*About this exercise*
Exactly reproduce all the records, keeping pictures out of the copy.

[Material for this exercise Boundary: Start]

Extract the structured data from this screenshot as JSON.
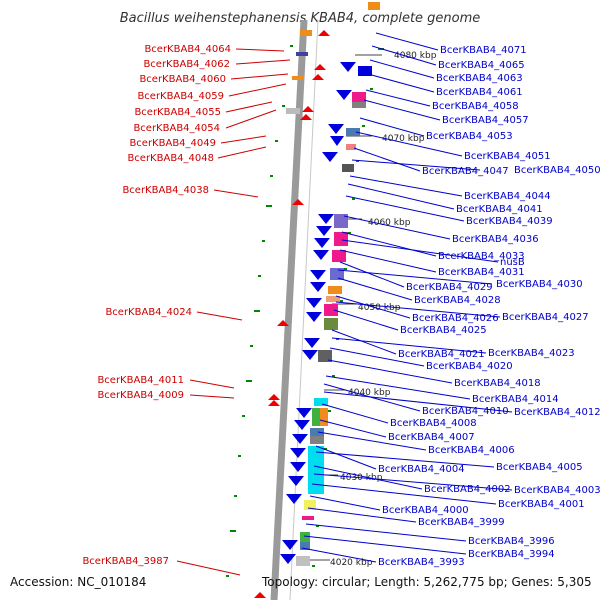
{
  "title": "Bacillus weihenstephanensis KBAB4, complete genome",
  "footer": {
    "accession": "Accession: NC_010184",
    "summary": "Topology: circular; Length: 5,262,775 bp; Genes: 5,305"
  },
  "kbp_labels": [
    "4080 kbp",
    "4070 kbp",
    "4060 kbp",
    "4050 kbp",
    "4040 kbp",
    "4030 kbp",
    "4020 kbp"
  ],
  "left_labels": [
    "BcerKBAB4_4064",
    "BcerKBAB4_4062",
    "BcerKBAB4_4060",
    "BcerKBAB4_4059",
    "BcerKBAB4_4055",
    "BcerKBAB4_4054",
    "BcerKBAB4_4049",
    "BcerKBAB4_4048",
    "BcerKBAB4_4038",
    "BcerKBAB4_4024",
    "BcerKBAB4_4011",
    "BcerKBAB4_4009",
    "BcerKBAB4_3987"
  ],
  "right_labels": [
    "BcerKBAB4_4071",
    "BcerKBAB4_4065",
    "BcerKBAB4_4063",
    "BcerKBAB4_4061",
    "BcerKBAB4_4058",
    "BcerKBAB4_4057",
    "BcerKBAB4_4053",
    "BcerKBAB4_4051",
    "BcerKBAB4_4047",
    "BcerKBAB4_4050",
    "BcerKBAB4_4044",
    "BcerKBAB4_4041",
    "BcerKBAB4_4039",
    "BcerKBAB4_4036",
    "BcerKBAB4_4033",
    "nusB",
    "BcerKBAB4_4031",
    "BcerKBAB4_4029",
    "BcerKBAB4_4030",
    "BcerKBAB4_4028",
    "BcerKBAB4_4026",
    "BcerKBAB4_4027",
    "BcerKBAB4_4025",
    "BcerKBAB4_4021",
    "BcerKBAB4_4023",
    "BcerKBAB4_4020",
    "BcerKBAB4_4018",
    "BcerKBAB4_4014",
    "BcerKBAB4_4010",
    "BcerKBAB4_4012",
    "BcerKBAB4_4008",
    "BcerKBAB4_4007",
    "BcerKBAB4_4006",
    "BcerKBAB4_4004",
    "BcerKBAB4_4005",
    "BcerKBAB4_4002",
    "BcerKBAB4_4003",
    "BcerKBAB4_4001",
    "BcerKBAB4_4000",
    "BcerKBAB4_3999",
    "BcerKBAB4_3996",
    "BcerKBAB4_3994",
    "BcerKBAB4_3993"
  ],
  "colors": {
    "backbone": "#888888",
    "forward_gene": "#0000dd",
    "reverse_gene": "#ee0000",
    "left_label": "#cc0000",
    "right_label": "#0000cc",
    "gc_dots": "#008800"
  }
}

[Material for this exercise Boundary: End]

*Written response*
Extract the structured data from this screenshot as JSON.
{
  "title": "Bacillus weihenstephanensis KBAB4, complete genome",
  "footer": {
    "accession": "Accession: NC_010184",
    "summary": "Topology: circular; Length: 5,262,775 bp; Genes: 5,305"
  },
  "kbp_labels": [
    "4080 kbp",
    "4070 kbp",
    "4060 kbp",
    "4050 kbp",
    "4040 kbp",
    "4030 kbp",
    "4020 kbp"
  ],
  "left_labels": [
    "BcerKBAB4_4064",
    "BcerKBAB4_4062",
    "BcerKBAB4_4060",
    "BcerKBAB4_4059",
    "BcerKBAB4_4055",
    "BcerKBAB4_4054",
    "BcerKBAB4_4049",
    "BcerKBAB4_4048",
    "BcerKBAB4_4038",
    "BcerKBAB4_4024",
    "BcerKBAB4_4011",
    "BcerKBAB4_4009",
    "BcerKBAB4_3987"
  ],
  "right_labels": [
    "BcerKBAB4_4071",
    "BcerKBAB4_4065",
    "BcerKBAB4_4063",
    "BcerKBAB4_4061",
    "BcerKBAB4_4058",
    "BcerKBAB4_4057",
    "BcerKBAB4_4053",
    "BcerKBAB4_4051",
    "BcerKBAB4_4047",
    "BcerKBAB4_4050",
    "BcerKBAB4_4044",
    "BcerKBAB4_4041",
    "BcerKBAB4_4039",
    "BcerKBAB4_4036",
    "BcerKBAB4_4033",
    "nusB",
    "BcerKBAB4_4031",
    "BcerKBAB4_4029",
    "BcerKBAB4_4030",
    "BcerKBAB4_4028",
    "BcerKBAB4_4026",
    "BcerKBAB4_4027",
    "BcerKBAB4_4025",
    "BcerKBAB4_4021",
    "BcerKBAB4_4023",
    "BcerKBAB4_4020",
    "BcerKBAB4_4018",
    "BcerKBAB4_4014",
    "BcerKBAB4_4010",
    "BcerKBAB4_4012",
    "BcerKBAB4_4008",
    "BcerKBAB4_4007",
    "BcerKBAB4_4006",
    "BcerKBAB4_4004",
    "BcerKBAB4_4005",
    "BcerKBAB4_4002",
    "BcerKBAB4_4003",
    "BcerKBAB4_4001",
    "BcerKBAB4_4000",
    "BcerKBAB4_3999",
    "BcerKBAB4_3996",
    "BcerKBAB4_3994",
    "BcerKBAB4_3993"
  ],
  "colors": {
    "backbone": "#888888",
    "forward_gene": "#0000dd",
    "reverse_gene": "#ee0000",
    "left_label": "#cc0000",
    "right_label": "#0000cc",
    "gc_dots": "#008800"
  }
}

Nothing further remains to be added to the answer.